[The records]:
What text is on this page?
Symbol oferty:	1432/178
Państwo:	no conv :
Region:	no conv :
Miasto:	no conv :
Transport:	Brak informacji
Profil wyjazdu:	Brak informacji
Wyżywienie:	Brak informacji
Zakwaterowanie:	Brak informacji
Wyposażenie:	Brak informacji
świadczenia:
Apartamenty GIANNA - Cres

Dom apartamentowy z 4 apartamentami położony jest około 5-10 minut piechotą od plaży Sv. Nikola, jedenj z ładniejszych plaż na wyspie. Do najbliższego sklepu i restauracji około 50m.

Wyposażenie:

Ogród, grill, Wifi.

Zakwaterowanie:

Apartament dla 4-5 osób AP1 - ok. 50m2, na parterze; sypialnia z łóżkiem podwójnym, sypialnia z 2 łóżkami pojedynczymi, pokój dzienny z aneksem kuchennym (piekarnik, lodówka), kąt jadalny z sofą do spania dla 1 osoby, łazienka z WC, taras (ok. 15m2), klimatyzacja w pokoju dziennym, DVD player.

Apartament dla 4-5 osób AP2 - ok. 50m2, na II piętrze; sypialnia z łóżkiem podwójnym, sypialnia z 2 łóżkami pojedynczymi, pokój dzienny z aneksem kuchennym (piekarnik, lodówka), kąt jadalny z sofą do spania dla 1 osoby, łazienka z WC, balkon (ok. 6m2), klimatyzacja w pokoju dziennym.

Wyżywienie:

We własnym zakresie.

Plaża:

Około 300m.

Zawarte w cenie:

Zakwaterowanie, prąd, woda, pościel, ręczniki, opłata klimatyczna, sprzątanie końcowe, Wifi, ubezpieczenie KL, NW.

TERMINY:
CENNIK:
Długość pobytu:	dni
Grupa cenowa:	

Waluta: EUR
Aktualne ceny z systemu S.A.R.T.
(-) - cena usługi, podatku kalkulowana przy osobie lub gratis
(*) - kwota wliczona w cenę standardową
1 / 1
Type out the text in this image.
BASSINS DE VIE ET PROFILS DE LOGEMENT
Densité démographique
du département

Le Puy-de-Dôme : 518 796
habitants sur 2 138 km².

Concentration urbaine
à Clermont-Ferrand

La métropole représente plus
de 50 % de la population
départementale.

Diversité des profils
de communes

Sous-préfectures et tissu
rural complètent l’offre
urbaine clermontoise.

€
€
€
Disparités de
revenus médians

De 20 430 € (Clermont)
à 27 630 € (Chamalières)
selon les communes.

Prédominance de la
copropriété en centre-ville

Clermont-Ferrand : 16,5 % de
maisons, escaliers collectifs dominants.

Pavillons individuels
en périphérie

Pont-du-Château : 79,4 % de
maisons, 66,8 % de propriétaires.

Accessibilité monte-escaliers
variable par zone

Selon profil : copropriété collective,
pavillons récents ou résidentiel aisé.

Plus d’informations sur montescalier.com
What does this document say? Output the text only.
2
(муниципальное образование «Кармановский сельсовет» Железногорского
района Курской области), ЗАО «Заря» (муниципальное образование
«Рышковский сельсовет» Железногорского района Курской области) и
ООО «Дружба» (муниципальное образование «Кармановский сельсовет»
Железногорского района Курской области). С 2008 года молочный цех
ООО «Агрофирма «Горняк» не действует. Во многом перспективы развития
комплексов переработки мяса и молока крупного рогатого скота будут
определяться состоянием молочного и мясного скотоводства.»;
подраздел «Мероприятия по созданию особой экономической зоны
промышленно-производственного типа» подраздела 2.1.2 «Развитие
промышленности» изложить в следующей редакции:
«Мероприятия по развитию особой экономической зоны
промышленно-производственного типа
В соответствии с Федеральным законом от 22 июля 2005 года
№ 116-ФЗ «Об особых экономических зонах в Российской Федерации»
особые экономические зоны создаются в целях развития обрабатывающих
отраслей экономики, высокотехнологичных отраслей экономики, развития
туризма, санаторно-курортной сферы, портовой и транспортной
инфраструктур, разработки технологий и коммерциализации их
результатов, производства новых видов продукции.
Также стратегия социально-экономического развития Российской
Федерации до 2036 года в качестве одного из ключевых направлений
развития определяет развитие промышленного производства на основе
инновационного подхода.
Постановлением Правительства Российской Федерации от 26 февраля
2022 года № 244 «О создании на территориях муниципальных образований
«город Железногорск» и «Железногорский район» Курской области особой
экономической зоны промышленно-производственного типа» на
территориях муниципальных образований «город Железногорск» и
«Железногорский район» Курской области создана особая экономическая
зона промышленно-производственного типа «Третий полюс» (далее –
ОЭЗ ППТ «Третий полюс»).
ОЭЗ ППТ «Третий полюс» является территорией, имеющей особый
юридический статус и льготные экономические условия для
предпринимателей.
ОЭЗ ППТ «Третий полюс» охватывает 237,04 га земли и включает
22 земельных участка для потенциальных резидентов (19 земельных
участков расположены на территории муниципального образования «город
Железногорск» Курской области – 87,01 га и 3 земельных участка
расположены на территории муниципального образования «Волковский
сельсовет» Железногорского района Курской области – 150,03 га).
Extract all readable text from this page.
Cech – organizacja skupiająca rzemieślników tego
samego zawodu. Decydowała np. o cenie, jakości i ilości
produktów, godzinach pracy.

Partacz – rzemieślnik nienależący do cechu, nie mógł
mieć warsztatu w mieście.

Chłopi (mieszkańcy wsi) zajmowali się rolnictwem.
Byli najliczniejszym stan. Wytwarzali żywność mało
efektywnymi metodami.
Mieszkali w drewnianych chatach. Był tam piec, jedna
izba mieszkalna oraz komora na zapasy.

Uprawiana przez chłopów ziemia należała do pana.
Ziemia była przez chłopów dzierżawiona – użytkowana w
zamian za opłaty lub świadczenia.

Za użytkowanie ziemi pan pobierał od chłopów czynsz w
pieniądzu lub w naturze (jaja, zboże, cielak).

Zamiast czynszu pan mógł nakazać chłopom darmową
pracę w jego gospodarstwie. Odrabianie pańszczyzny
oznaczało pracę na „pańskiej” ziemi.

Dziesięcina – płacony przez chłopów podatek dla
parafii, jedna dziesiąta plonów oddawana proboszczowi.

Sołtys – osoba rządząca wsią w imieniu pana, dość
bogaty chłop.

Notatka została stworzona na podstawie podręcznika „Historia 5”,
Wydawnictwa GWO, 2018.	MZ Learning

[Task goal]:
Out of the records, collect only those lines that contain the string "dziennym".

[Complete output]:
Apartament dla 4-5 osób AP1 - ok. 50m2, na parterze; sypialnia z łóżkiem podwójnym, sypialnia z 2 łóżkami pojedynczymi, pokój dzienny z aneksem kuchennym (piekarnik, lodówka), kąt jadalny z sofą do spania dla 1 osoby, łazienka z WC, taras (ok. 15m2), klimatyzacja w pokoju dziennym, DVD player.
Apartament dla 4-5 osób AP2 - ok. 50m2, na II piętrze; sypialnia z łóżkiem podwójnym, sypialnia z 2 łóżkami pojedynczymi, pokój dzienny z aneksem kuchennym (piekarnik, lodówka), kąt jadalny z sofą do spania dla 1 osoby, łazienka z WC, balkon (ok. 6m2), klimatyzacja w pokoju dziennym.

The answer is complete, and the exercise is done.